State how many lines of the entries hold the string "ylabel", and output nothing but that count.

**Given records**
--- begin ---
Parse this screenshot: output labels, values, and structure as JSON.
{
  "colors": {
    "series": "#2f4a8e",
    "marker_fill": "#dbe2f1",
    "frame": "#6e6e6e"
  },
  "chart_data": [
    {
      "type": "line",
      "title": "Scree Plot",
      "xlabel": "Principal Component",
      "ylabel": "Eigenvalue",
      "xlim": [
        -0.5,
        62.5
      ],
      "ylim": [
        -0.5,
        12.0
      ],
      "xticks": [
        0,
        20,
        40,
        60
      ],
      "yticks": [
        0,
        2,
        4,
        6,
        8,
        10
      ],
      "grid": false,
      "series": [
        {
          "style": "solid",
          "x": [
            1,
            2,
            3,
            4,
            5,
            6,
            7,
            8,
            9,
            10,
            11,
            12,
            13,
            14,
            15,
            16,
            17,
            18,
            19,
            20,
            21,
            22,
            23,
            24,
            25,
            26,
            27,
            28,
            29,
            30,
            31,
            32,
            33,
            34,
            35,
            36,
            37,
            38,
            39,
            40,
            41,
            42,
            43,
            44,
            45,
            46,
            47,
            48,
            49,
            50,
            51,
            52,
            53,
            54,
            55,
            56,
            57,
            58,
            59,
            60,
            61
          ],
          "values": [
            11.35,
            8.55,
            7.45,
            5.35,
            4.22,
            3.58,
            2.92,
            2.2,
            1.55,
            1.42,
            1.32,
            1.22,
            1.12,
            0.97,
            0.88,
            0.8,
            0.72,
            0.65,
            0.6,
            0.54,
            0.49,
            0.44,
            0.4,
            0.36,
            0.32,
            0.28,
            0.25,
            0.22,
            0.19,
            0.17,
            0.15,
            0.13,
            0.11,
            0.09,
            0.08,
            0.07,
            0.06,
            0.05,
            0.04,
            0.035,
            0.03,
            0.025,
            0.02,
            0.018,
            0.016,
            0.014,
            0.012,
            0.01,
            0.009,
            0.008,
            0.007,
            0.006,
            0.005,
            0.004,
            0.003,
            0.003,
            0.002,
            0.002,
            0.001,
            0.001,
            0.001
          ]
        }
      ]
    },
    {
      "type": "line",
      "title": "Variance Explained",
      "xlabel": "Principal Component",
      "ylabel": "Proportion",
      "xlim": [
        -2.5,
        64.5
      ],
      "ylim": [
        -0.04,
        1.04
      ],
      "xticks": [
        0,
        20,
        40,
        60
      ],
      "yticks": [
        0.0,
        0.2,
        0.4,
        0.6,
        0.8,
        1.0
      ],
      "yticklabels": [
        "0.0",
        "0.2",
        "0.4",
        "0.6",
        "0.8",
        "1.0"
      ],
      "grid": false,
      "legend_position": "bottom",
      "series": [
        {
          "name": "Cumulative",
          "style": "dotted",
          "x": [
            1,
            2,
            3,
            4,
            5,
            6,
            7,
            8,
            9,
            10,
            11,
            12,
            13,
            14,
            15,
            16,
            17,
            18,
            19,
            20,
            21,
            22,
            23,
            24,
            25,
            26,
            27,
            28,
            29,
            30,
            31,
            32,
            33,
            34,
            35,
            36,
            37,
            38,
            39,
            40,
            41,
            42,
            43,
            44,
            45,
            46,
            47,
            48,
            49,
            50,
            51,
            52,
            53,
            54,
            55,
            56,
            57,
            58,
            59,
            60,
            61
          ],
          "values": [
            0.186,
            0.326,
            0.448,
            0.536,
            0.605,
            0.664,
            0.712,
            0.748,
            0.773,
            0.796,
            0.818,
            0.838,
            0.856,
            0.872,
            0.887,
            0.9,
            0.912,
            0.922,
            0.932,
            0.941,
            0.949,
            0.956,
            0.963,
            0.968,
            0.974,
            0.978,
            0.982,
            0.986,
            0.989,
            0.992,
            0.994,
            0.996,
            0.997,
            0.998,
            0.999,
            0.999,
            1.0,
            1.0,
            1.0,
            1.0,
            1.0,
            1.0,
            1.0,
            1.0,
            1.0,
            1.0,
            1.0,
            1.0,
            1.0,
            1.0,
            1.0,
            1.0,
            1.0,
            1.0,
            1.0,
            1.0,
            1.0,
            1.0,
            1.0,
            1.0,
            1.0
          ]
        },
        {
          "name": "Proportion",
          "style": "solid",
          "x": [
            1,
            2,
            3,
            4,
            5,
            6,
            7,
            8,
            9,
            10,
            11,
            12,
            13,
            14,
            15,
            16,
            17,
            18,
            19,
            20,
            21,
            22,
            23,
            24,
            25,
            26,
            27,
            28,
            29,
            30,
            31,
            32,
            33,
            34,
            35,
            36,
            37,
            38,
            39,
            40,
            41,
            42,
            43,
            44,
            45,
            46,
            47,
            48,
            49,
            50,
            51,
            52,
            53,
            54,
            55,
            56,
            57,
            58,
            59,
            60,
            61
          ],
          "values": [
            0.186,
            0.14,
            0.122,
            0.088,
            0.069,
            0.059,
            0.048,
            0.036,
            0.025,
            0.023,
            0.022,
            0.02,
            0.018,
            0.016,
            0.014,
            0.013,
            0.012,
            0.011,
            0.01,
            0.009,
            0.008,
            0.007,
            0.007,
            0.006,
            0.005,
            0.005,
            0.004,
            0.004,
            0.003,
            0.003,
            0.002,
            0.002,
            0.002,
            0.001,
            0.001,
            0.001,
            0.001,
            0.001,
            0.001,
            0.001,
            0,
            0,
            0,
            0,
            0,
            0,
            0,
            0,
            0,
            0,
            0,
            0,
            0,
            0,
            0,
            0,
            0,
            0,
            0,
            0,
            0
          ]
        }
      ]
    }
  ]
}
--- end ---
**Task answer**
2